Given exercise:
The records below should be written out again, exactly.

[Extracts from a graphics dataset]
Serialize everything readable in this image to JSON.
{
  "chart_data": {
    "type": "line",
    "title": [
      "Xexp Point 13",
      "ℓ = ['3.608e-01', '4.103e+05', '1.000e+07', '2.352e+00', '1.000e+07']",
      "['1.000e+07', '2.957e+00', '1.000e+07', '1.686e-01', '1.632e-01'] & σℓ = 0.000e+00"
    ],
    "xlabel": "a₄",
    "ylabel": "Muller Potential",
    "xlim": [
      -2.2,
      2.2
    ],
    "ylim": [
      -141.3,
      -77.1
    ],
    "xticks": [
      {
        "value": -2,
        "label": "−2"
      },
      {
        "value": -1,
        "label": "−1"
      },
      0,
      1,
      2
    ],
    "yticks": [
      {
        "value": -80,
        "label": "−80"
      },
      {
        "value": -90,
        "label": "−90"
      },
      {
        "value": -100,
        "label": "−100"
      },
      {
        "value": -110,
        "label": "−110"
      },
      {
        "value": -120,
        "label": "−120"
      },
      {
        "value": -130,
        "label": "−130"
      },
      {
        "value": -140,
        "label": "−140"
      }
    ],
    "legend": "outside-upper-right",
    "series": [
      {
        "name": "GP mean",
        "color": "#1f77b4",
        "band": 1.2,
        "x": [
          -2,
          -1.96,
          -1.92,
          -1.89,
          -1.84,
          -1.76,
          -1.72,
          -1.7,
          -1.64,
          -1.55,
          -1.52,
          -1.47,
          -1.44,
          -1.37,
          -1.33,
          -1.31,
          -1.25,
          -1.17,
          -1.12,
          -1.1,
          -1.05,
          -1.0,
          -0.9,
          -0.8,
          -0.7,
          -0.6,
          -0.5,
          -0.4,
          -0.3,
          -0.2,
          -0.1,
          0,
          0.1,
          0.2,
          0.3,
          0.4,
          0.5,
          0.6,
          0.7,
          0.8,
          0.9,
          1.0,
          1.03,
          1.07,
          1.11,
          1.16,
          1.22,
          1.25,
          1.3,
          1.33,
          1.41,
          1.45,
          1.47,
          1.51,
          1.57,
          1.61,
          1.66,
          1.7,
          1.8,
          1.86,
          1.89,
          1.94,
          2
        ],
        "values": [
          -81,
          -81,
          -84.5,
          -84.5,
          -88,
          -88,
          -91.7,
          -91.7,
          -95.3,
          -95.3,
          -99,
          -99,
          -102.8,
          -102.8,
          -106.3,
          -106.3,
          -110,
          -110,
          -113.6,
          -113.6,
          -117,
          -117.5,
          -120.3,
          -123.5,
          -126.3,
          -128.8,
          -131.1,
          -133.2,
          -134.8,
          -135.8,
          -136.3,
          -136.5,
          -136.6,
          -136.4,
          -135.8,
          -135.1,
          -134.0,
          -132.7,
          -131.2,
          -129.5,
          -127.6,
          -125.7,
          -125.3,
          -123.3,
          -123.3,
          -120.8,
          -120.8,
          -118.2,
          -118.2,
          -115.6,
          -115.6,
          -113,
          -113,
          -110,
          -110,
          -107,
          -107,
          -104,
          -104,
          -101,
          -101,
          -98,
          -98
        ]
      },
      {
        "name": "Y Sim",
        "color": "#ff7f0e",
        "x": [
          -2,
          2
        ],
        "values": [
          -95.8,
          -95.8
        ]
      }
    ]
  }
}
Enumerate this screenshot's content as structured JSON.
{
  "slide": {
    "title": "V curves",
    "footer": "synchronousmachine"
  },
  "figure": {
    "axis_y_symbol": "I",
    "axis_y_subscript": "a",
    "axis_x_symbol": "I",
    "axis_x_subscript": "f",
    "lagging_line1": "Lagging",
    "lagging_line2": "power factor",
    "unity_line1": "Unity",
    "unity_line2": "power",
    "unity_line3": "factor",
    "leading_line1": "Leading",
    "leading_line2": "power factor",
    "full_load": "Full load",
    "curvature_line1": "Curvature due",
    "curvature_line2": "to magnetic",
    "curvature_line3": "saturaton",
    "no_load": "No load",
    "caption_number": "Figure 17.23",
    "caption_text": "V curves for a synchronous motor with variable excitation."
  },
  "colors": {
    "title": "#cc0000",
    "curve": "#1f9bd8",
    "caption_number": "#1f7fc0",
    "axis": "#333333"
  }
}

Final result:
Serialize everything readable in this image to JSON.
{
  "chart_data": {
    "type": "line",
    "title": [
      "Xexp Point 13",
      "ℓ = ['3.608e-01', '4.103e+05', '1.000e+07', '2.352e+00', '1.000e+07']",
      "['1.000e+07', '2.957e+00', '1.000e+07', '1.686e-01', '1.632e-01'] & σℓ = 0.000e+00"
    ],
    "xlabel": "a₄",
    "ylabel": "Muller Potential",
    "xlim": [
      -2.2,
      2.2
    ],
    "ylim": [
      -141.3,
      -77.1
    ],
    "xticks": [
      {
        "value": -2,
        "label": "−2"
      },
      {
        "value": -1,
        "label": "−1"
      },
      0,
      1,
      2
    ],
    "yticks": [
      {
        "value": -80,
        "label": "−80"
      },
      {
        "value": -90,
        "label": "−90"
      },
      {
        "value": -100,
        "label": "−100"
      },
      {
        "value": -110,
        "label": "−110"
      },
      {
        "value": -120,
        "label": "−120"
      },
      {
        "value": -130,
        "label": "−130"
      },
      {
        "value": -140,
        "label": "−140"
      }
    ],
    "legend": "outside-upper-right",
    "series": [
      {
        "name": "GP mean",
        "color": "#1f77b4",
        "band": 1.2,
        "x": [
          -2,
          -1.96,
          -1.92,
          -1.89,
          -1.84,
          -1.76,
          -1.72,
          -1.7,
          -1.64,
          -1.55,
          -1.52,
          -1.47,
          -1.44,
          -1.37,
          -1.33,
          -1.31,
          -1.25,
          -1.17,
          -1.12,
          -1.1,
          -1.05,
          -1.0,
          -0.9,
          -0.8,
          -0.7,
          -0.6,
          -0.5,
          -0.4,
          -0.3,
          -0.2,
          -0.1,
          0,
          0.1,
          0.2,
          0.3,
          0.4,
          0.5,
          0.6,
          0.7,
          0.8,
          0.9,
          1.0,
          1.03,
          1.07,
          1.11,
          1.16,
          1.22,
          1.25,
          1.3,
          1.33,
          1.41,
          1.45,
          1.47,
          1.51,
          1.57,
          1.61,
          1.66,
          1.7,
          1.8,
          1.86,
          1.89,
          1.94,
          2
        ],
        "values": [
          -81,
          -81,
          -84.5,
          -84.5,
          -88,
          -88,
          -91.7,
          -91.7,
          -95.3,
          -95.3,
          -99,
          -99,
          -102.8,
          -102.8,
          -106.3,
          -106.3,
          -110,
          -110,
          -113.6,
          -113.6,
          -117,
          -117.5,
          -120.3,
          -123.5,
          -126.3,
          -128.8,
          -131.1,
          -133.2,
          -134.8,
          -135.8,
          -136.3,
          -136.5,
          -136.6,
          -136.4,
          -135.8,
          -135.1,
          -134.0,
          -132.7,
          -131.2,
          -129.5,
          -127.6,
          -125.7,
          -125.3,
          -123.3,
          -123.3,
          -120.8,
          -120.8,
          -118.2,
          -118.2,
          -115.6,
          -115.6,
          -113,
          -113,
          -110,
          -110,
          -107,
          -107,
          -104,
          -104,
          -101,
          -101,
          -98,
          -98
        ]
      },
      {
        "name": "Y Sim",
        "color": "#ff7f0e",
        "x": [
          -2,
          2
        ],
        "values": [
          -95.8,
          -95.8
        ]
      }
    ]
  }
}
Enumerate this screenshot's content as structured JSON.
{
  "slide": {
    "title": "V curves",
    "footer": "synchronousmachine"
  },
  "figure": {
    "axis_y_symbol": "I",
    "axis_y_subscript": "a",
    "axis_x_symbol": "I",
    "axis_x_subscript": "f",
    "lagging_line1": "Lagging",
    "lagging_line2": "power factor",
    "unity_line1": "Unity",
    "unity_line2": "power",
    "unity_line3": "factor",
    "leading_line1": "Leading",
    "leading_line2": "power factor",
    "full_load": "Full load",
    "curvature_line1": "Curvature due",
    "curvature_line2": "to magnetic",
    "curvature_line3": "saturaton",
    "no_load": "No load",
    "caption_number": "Figure 17.23",
    "caption_text": "V curves for a synchronous motor with variable excitation."
  },
  "colors": {
    "title": "#cc0000",
    "curve": "#1f9bd8",
    "caption_number": "#1f7fc0",
    "axis": "#333333"
  }
}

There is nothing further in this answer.